**Given task**.
Search the records that follow and extract every line containing the string "JSON".

**Records supplied**.
— BEGIN —
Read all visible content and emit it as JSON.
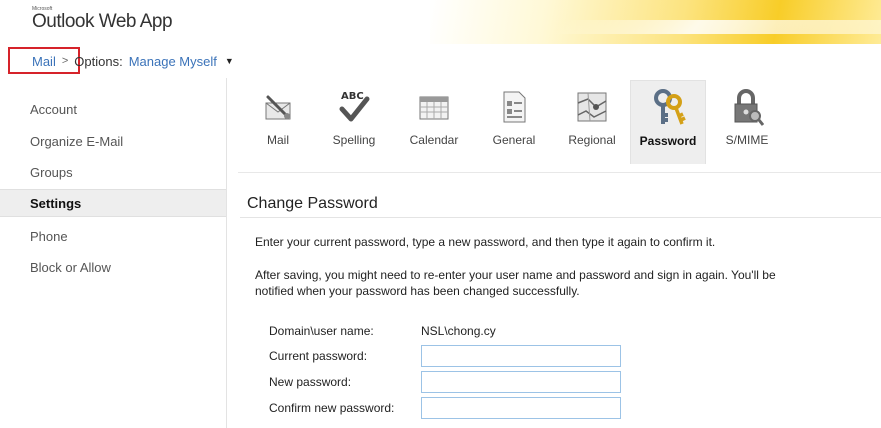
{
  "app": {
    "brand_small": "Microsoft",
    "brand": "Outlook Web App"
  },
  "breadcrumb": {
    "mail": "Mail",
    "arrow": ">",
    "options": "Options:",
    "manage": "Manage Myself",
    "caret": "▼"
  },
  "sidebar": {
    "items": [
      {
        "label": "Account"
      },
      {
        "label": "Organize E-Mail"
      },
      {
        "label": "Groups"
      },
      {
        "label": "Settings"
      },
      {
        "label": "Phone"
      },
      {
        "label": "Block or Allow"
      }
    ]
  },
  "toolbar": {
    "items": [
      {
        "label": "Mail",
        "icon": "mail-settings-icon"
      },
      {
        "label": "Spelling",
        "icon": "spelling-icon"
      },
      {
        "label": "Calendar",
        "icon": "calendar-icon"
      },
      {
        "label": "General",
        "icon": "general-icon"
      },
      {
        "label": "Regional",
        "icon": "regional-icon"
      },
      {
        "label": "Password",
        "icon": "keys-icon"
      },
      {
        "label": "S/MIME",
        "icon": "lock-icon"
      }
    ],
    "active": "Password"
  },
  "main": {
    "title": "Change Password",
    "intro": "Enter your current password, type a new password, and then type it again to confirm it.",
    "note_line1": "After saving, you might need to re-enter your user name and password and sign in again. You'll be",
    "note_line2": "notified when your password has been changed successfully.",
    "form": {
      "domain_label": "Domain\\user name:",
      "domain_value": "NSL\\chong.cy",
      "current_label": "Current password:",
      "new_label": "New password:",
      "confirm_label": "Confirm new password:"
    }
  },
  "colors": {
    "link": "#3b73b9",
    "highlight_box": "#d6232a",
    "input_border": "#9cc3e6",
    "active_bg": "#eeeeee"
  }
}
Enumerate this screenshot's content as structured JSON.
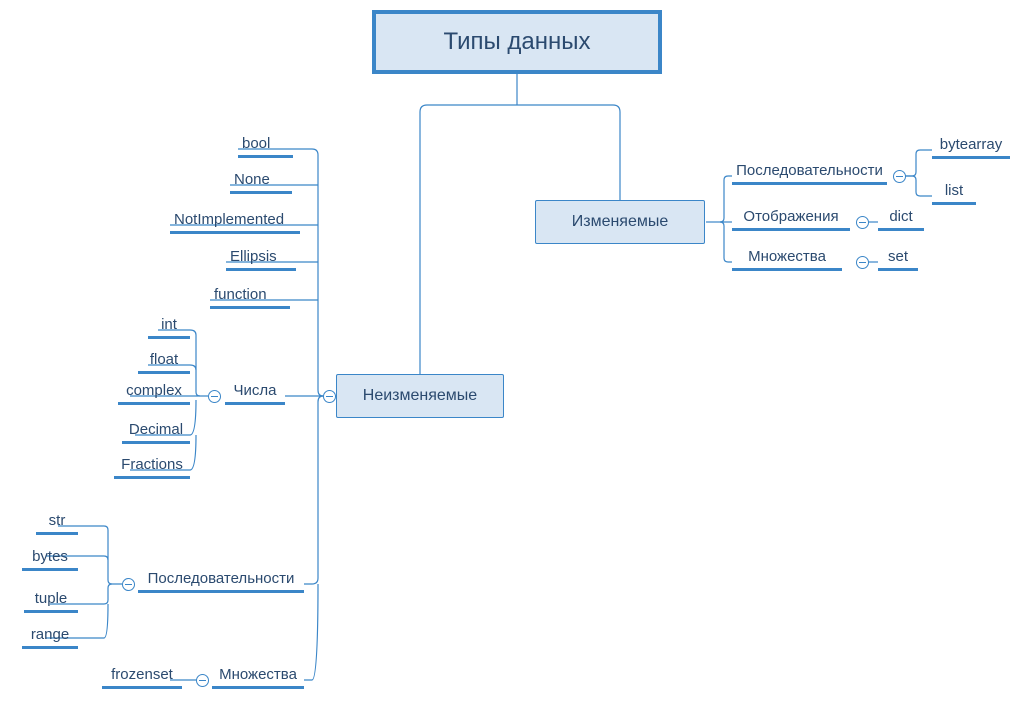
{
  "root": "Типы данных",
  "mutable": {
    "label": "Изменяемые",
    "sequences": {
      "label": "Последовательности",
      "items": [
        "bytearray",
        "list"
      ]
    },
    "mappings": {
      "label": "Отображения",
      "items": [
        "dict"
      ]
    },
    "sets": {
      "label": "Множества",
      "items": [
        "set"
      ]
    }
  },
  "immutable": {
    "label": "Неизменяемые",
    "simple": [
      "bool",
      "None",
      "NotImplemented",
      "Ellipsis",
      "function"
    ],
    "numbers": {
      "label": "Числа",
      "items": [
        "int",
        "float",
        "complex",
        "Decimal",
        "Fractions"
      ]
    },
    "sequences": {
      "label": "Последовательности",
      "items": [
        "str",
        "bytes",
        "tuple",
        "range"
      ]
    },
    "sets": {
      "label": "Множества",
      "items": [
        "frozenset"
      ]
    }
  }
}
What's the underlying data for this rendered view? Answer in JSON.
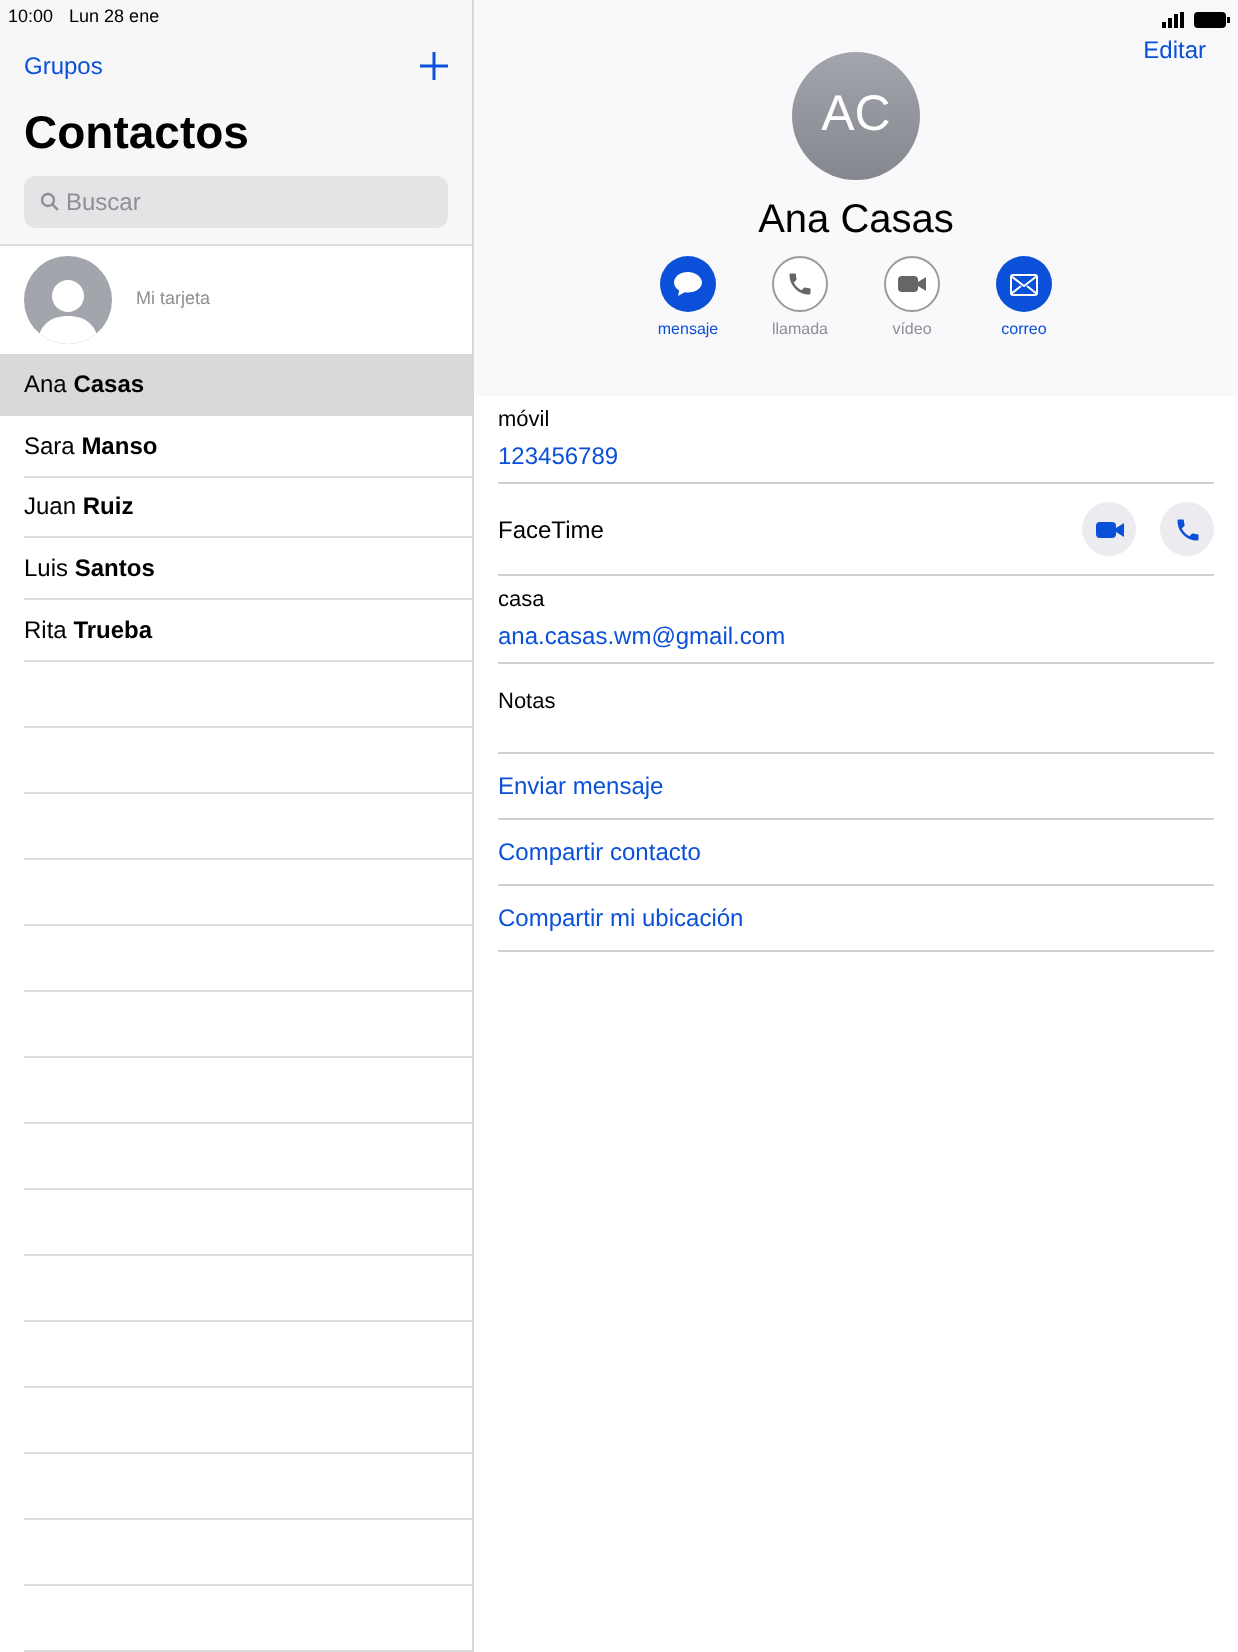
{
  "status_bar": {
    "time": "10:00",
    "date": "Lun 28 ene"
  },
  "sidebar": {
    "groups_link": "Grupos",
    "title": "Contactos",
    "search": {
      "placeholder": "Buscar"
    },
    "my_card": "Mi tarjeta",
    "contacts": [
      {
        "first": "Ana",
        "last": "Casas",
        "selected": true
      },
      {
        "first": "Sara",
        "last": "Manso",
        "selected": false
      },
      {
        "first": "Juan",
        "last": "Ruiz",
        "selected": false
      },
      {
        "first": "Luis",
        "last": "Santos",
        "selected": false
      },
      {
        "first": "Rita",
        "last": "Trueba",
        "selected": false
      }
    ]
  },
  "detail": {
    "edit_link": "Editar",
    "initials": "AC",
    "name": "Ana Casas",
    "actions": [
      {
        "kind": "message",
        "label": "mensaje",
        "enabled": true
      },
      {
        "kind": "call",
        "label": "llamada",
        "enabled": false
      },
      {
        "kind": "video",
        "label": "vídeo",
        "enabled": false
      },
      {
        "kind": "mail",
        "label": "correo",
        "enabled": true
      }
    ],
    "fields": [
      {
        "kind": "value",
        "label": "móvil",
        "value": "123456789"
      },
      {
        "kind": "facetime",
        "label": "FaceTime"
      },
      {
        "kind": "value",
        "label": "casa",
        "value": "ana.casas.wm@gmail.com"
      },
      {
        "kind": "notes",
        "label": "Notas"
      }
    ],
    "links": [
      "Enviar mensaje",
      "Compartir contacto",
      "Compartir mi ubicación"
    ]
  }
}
— END —
**Answer to the problem**.
Read all visible content and emit it as JSON.
Enumerate this screenshot's content as structured JSON.
What's the underlying data for this rendered view? Answer in JSON.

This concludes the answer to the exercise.